Data extracted from a collection:

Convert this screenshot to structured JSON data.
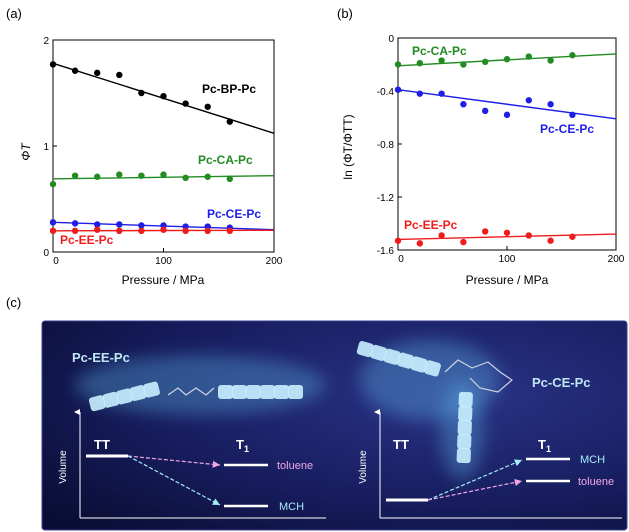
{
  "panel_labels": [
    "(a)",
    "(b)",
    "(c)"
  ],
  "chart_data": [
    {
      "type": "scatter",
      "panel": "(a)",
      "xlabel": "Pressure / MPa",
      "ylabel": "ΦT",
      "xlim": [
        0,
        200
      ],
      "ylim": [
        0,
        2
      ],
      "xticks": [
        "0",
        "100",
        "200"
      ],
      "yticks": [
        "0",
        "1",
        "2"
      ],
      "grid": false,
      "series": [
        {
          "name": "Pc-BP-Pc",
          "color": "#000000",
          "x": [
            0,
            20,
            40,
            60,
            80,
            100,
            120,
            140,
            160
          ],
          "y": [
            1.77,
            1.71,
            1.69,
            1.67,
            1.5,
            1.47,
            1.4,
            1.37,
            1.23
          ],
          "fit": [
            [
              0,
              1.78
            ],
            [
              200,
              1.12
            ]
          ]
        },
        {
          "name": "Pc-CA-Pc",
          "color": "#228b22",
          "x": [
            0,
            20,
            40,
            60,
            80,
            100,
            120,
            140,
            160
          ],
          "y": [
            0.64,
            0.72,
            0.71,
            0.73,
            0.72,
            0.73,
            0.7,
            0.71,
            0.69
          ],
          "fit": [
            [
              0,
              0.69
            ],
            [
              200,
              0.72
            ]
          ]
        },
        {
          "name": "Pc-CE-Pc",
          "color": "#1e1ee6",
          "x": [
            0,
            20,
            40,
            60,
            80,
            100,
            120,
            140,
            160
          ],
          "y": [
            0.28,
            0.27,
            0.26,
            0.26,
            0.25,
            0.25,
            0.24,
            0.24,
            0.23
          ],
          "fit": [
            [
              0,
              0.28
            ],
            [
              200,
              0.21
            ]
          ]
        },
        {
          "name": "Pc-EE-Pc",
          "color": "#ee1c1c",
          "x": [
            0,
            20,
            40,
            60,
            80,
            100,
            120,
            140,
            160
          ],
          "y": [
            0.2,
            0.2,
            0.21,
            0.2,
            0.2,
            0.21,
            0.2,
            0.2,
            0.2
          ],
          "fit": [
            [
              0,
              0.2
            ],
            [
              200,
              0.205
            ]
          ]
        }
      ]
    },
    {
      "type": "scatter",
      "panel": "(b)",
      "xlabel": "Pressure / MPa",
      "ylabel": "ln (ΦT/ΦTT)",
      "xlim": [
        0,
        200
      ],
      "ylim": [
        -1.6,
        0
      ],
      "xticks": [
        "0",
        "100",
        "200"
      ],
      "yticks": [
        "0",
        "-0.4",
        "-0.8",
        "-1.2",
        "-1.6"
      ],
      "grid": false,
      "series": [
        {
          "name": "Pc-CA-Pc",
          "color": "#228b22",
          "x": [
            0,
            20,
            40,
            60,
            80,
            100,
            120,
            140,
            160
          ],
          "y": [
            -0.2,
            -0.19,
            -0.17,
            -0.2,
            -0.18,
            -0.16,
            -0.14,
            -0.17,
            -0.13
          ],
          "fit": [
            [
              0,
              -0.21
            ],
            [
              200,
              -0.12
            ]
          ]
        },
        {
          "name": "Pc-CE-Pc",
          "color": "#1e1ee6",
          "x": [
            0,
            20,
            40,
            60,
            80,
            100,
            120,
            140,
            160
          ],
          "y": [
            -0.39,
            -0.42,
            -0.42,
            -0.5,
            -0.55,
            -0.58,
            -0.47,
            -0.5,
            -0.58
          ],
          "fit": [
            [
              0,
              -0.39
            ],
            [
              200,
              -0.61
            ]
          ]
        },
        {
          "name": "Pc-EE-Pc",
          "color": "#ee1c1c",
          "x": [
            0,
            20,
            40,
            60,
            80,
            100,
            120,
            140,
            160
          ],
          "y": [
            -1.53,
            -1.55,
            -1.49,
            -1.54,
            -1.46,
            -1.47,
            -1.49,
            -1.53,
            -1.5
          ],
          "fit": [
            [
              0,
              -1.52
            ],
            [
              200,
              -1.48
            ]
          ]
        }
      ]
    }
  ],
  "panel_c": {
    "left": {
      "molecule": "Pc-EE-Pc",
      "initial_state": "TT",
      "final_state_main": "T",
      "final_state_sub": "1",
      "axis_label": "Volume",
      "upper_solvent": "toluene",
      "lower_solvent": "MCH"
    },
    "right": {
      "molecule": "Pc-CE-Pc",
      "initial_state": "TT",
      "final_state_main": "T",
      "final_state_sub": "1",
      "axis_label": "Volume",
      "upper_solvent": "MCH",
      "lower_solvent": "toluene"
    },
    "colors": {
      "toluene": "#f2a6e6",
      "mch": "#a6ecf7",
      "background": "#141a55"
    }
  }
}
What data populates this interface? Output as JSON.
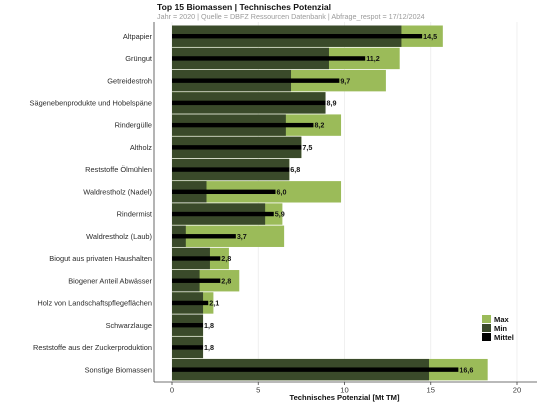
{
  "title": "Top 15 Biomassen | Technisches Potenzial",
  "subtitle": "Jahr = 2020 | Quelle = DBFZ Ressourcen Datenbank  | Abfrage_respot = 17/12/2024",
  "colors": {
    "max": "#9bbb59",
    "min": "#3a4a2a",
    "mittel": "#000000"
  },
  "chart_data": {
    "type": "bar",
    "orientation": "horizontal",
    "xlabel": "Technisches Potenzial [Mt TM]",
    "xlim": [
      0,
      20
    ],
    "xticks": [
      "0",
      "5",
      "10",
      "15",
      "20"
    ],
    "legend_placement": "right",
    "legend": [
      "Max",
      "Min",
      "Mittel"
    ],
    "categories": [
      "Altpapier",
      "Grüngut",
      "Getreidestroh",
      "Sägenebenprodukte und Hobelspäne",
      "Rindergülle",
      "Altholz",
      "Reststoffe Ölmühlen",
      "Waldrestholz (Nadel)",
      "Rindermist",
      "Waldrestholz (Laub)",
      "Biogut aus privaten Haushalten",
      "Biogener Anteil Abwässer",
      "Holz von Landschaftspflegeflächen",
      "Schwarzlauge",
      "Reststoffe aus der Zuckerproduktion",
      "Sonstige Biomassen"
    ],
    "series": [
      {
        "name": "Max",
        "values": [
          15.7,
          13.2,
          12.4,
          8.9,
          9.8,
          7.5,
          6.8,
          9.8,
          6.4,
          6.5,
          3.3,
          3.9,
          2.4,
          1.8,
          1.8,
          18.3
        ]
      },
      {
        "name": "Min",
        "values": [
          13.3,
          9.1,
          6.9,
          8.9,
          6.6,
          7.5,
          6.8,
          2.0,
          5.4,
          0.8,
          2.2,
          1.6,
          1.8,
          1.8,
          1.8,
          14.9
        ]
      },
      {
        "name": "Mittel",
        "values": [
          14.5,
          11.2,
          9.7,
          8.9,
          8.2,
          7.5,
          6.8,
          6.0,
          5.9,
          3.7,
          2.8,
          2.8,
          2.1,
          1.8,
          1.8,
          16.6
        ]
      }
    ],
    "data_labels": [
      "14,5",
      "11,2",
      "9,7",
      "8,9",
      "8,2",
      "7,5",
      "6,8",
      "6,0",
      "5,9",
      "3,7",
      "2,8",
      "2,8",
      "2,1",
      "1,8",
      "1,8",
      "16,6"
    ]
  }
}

### [EXERCISE BRIEF]
Search the data for "Potenzial". Copy every line that has it.

### [THE SOLUTION]
  "title": "Top 15 Biomassen | Technisches Potenzial",
    "xlabel": "Technisches Potenzial [Mt TM]",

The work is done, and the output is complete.